## Begin

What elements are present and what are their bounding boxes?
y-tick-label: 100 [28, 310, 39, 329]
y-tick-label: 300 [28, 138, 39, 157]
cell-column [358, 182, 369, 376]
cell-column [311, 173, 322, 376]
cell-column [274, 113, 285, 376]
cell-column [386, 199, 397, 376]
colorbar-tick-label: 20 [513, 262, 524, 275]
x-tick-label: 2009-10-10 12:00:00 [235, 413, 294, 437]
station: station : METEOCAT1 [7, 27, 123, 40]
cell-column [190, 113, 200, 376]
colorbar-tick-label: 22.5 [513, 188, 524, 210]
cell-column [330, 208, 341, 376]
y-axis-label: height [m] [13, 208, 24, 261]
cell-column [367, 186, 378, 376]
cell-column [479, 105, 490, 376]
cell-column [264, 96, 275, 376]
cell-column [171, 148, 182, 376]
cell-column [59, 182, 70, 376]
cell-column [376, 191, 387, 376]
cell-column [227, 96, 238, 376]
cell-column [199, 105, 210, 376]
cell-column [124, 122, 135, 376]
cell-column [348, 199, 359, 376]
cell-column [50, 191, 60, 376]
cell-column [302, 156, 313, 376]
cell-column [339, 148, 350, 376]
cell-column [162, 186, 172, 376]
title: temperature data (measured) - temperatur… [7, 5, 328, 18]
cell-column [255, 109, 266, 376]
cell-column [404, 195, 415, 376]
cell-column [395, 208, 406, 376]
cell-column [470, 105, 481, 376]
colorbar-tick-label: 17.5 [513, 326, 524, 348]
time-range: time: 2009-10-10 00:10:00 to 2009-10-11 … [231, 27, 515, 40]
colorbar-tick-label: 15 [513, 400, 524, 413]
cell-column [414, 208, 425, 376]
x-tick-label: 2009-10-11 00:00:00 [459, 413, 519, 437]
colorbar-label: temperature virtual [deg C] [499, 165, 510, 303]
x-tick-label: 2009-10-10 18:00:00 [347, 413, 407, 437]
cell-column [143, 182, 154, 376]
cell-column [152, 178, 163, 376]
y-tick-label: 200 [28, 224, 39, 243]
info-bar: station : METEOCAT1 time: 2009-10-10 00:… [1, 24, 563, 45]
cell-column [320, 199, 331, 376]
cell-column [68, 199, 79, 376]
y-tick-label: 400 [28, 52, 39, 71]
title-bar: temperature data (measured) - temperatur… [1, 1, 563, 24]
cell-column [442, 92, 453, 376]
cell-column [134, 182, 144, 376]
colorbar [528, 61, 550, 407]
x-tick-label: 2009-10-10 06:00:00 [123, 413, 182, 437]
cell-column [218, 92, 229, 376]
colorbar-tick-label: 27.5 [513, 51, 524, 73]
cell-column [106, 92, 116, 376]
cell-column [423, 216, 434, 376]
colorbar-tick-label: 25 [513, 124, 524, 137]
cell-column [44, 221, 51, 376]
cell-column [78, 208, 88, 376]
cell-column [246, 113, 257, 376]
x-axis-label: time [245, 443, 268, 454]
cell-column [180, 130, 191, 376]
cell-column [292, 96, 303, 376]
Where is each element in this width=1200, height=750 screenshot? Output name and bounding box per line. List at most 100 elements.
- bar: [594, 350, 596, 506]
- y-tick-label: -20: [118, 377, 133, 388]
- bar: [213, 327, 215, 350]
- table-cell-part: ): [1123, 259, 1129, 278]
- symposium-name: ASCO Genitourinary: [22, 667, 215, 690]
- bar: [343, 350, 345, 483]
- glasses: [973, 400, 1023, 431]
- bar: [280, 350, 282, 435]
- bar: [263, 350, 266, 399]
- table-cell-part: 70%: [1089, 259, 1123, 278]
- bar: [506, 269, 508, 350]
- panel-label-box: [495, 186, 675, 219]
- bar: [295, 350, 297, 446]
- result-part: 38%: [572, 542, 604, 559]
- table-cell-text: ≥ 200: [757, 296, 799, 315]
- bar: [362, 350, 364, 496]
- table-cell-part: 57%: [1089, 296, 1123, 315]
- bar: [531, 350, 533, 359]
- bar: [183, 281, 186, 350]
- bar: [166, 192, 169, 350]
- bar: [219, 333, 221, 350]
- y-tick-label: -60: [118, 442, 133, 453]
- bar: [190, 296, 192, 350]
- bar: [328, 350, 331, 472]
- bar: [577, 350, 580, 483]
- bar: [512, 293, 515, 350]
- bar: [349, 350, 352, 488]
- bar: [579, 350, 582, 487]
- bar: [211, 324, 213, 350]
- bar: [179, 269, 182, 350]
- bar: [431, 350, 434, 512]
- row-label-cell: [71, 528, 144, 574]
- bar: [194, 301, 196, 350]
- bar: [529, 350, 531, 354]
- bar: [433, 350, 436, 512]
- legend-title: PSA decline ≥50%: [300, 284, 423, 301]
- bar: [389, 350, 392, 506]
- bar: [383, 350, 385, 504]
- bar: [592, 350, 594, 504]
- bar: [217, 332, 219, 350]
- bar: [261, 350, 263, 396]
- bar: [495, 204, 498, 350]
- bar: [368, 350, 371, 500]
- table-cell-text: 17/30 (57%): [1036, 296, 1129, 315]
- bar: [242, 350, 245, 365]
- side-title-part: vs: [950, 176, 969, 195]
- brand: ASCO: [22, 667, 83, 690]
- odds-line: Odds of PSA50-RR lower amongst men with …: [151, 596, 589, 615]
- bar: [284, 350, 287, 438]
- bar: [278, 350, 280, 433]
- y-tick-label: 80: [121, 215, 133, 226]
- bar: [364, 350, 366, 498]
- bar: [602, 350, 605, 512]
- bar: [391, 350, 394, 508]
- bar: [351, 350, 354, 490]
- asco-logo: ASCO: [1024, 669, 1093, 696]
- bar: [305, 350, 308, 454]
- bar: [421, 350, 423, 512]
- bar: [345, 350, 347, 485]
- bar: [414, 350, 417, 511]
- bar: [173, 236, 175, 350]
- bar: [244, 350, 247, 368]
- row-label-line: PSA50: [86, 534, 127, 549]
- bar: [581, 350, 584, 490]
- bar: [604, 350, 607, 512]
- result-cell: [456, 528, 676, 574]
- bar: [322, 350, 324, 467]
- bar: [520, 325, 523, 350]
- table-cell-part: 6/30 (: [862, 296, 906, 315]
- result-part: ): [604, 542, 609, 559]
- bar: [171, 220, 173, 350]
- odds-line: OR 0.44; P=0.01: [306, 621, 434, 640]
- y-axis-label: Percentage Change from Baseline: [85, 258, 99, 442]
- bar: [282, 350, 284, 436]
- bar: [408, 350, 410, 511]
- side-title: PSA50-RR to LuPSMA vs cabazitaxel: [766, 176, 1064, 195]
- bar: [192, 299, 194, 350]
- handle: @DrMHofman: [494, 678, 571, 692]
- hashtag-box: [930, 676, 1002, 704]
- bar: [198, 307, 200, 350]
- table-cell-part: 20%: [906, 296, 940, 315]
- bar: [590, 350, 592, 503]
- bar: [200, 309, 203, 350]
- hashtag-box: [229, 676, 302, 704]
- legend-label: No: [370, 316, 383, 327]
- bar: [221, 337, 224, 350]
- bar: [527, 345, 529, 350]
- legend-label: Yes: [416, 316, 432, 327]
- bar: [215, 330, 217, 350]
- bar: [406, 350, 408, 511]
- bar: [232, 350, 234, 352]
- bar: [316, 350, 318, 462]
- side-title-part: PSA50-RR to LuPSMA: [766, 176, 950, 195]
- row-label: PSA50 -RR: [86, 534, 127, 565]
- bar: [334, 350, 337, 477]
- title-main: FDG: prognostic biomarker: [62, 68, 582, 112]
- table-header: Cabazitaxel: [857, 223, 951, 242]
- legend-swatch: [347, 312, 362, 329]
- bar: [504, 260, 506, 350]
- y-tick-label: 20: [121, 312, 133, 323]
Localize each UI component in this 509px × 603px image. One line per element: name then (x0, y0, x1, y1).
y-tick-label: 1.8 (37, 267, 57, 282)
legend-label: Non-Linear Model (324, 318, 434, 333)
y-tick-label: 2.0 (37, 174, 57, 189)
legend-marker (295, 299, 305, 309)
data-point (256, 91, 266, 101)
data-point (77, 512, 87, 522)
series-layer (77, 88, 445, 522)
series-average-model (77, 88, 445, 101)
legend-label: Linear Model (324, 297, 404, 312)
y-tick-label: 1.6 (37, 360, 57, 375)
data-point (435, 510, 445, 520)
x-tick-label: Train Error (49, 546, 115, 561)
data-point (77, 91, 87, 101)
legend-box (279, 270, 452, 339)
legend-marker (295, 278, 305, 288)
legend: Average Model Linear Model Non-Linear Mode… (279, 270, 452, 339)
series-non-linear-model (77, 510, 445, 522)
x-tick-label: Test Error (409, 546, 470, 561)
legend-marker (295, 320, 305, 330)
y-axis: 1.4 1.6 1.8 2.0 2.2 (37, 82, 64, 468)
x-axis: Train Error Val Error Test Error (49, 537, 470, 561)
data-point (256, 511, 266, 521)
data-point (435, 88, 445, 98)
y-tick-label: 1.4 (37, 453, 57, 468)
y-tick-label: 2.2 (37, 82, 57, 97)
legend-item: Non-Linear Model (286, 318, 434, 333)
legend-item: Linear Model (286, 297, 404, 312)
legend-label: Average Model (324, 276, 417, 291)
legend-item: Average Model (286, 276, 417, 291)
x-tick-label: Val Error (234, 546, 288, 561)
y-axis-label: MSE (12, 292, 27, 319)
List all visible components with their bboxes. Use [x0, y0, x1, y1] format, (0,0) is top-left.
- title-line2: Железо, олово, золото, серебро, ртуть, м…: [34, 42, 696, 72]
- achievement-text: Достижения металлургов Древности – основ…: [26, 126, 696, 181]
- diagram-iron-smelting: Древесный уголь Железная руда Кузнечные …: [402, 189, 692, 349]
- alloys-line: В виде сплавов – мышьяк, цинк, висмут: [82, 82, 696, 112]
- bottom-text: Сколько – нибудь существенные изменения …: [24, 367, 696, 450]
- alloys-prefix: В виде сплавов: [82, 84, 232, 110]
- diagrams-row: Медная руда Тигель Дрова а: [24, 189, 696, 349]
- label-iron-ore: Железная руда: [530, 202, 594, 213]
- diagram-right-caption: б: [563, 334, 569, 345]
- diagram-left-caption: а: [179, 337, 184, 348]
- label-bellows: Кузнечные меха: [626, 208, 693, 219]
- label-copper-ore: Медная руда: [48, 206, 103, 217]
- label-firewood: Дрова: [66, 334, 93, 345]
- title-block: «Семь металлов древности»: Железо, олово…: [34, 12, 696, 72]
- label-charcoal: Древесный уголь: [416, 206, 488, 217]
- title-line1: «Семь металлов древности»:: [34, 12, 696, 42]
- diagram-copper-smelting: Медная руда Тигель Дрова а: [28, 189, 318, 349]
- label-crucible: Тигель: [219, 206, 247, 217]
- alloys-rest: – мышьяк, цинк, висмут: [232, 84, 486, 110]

## End

→ **Written instruction**
Switch every "cell-column" to "bar" in the rows starting at the first row and ending at the line containing "colorbar-tick-label: 20 [513, 262, 524, 275]", and leave everything else unchanged.

→ **Reply**
What elements are present and what are their bounding boxes?
y-tick-label: 100 [28, 310, 39, 329]
y-tick-label: 300 [28, 138, 39, 157]
bar [358, 182, 369, 376]
bar [311, 173, 322, 376]
bar [274, 113, 285, 376]
bar [386, 199, 397, 376]
colorbar-tick-label: 20 [513, 262, 524, 275]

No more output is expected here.